## Source extract
■ ■ ■ ■ ■

The Potomac River Jazz Club in Washington, D.C., also a long-standing society, focuses almost exclusively on Dixieland in all of its styles. Club Director Maury Cagle, in a 6/25/93 conversation, reported to me the breakdown of those who answered a 1988 club survey question on members’ ages. 70 or over – 10%; 60-69 – 39%; 50-59 – 32%; 40-49 – 13%; 30-39 – 4%; 20-29 – 2%. A followup in 1991 was even more skewed toward the elderly, with no one responding in the 20-29 bracket, and nearly 70% being 60 or over.
Jazz Journal International, an almost 50-year-old British periodical that is one of the world’s best jazz magazines, covering all types of jazz except the most anarchic free-form modern stuff, broke down its readership in April 1992. Over 70 – 3%; 61-70 – 25%; 51-60 – 44%; 41-50 – 21%; 31-40 – 5%; 30 or Under – 2%.
In 1991, the Sacramento Jazz Jubilee, which draws heavily from the nearby community, presenting a cross-section of excellent Dixieland bands along with non-Dixieland headline acts whose names will be familiar to the locals (e.g., Frankie Laine), took a survey of attendees. During a phone call on 5/11/93, the festival’s Executive Director, Roger Krum, told me that the age category results were: Over 65 – 25%; 45-64 – 53%; 25-44 – 19%; Under 25 – 3%.

■ ■ ■ ■ ■

## Written instruction A
Please translate this sentence from the passage on jazz audience ages into Spanish: "A followup in 1991 was even more skewed toward the elderly, with no one responding in the 20-29 bracket, and nearly 70% being 60 or over."
## Written instruction B
Extend the passage on jazz audience ages, picking up after its final sentence.

## Record extracts
■ ■ ■ ■ ■

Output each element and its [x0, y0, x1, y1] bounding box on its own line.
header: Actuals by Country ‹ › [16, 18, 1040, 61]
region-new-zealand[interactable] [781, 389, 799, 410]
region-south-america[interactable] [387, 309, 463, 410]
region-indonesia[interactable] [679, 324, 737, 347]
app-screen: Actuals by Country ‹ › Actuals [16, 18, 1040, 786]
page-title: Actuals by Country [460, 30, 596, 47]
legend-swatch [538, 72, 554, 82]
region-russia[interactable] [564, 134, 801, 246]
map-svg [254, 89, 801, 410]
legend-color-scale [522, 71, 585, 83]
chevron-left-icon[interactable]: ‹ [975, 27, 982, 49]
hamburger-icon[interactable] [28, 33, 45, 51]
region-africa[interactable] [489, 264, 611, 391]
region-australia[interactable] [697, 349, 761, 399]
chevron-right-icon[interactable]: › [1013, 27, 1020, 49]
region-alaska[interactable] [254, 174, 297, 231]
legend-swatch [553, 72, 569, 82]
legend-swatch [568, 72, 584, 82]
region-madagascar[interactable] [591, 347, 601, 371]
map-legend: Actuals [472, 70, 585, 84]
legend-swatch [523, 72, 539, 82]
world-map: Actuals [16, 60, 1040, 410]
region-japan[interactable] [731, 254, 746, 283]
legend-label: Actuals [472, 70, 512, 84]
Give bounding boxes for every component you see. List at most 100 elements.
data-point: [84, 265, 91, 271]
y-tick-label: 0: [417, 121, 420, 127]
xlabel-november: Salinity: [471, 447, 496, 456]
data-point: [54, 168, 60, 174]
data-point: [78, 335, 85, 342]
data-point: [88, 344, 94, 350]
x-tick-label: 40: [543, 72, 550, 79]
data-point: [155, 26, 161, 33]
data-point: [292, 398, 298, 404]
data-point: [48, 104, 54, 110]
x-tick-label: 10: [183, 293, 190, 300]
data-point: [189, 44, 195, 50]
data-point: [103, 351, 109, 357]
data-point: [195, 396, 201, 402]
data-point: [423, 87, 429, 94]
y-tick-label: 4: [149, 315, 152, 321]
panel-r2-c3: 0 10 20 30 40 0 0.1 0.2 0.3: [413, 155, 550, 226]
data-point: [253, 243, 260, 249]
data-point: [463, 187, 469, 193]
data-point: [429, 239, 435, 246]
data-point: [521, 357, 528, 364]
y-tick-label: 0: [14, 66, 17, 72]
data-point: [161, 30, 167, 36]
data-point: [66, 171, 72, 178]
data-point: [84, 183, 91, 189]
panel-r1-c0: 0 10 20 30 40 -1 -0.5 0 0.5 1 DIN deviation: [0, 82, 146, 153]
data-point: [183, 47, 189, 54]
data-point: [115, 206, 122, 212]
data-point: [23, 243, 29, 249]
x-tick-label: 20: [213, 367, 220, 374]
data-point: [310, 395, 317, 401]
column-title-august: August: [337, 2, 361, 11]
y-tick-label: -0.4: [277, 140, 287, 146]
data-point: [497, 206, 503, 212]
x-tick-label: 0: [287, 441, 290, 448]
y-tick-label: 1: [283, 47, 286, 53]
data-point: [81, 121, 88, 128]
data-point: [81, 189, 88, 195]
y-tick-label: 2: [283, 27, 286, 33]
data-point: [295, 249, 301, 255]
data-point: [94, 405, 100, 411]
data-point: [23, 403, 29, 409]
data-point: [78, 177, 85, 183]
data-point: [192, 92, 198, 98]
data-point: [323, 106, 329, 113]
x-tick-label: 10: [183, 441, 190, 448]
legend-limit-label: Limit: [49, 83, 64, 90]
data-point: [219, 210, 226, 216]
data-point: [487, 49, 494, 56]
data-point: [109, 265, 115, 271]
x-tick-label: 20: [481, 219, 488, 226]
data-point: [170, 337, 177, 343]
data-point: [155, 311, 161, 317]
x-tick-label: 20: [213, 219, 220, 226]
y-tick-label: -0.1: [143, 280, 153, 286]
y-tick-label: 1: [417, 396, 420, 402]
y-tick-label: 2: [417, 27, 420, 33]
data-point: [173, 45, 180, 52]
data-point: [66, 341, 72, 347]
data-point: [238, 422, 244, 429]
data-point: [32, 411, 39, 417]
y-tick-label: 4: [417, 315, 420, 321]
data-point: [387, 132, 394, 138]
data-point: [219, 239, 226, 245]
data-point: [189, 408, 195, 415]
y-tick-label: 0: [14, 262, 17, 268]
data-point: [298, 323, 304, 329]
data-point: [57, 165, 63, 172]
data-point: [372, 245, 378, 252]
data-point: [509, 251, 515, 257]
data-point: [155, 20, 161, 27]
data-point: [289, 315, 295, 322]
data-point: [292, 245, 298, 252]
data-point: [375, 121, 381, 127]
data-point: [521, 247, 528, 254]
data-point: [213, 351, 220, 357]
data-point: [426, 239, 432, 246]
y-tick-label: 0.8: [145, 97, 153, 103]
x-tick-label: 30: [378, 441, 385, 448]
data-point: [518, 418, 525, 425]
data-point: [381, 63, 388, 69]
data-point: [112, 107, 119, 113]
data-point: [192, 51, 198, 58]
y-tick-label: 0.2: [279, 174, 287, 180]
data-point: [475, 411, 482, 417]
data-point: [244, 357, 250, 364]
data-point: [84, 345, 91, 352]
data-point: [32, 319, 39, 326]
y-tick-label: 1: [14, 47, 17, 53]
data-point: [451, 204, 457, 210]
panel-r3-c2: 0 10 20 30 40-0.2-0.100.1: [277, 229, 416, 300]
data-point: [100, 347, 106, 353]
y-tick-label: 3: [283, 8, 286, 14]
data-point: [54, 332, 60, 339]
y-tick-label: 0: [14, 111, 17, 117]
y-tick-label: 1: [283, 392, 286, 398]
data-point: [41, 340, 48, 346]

■ ■ ■ ■ ■

## Expected output A
Un seguimiento realizado en 1991 mostró una inclinación aún mayor hacia las personas mayores: nadie respondió en la franja de 20 a 29 años y casi el 70 % tenía 60 años o más.

## Expected output B
I’d make a few “guesstimate” adjustments to the above data to try to focus on Dixieland fans. For example, because Jazz Journal covers bop, it should have a higher proportion of readers in their forties (who would have been forming their musical tastes as kids when bop first made it big on records after World War II) than Jersey Jazz, which doesn’t pay much attention to bop. Similarly, because Sacto’s Jubilee is the biggest thing that happens all year in the city, it naturally gets somewhat more of a cross-section of the general public than would a meeting of the local Dixieland club.
Even without such allowances, it seems clear to me that a good three-quarters of the audience for Dixieland is over 50. I’d “guesstimate” from these figures that probably two-thirds of it is over 60 and that virtually none of it is under 40 (that is, the younger half of the U.S. population includes no significant amount of Dixieland supporters).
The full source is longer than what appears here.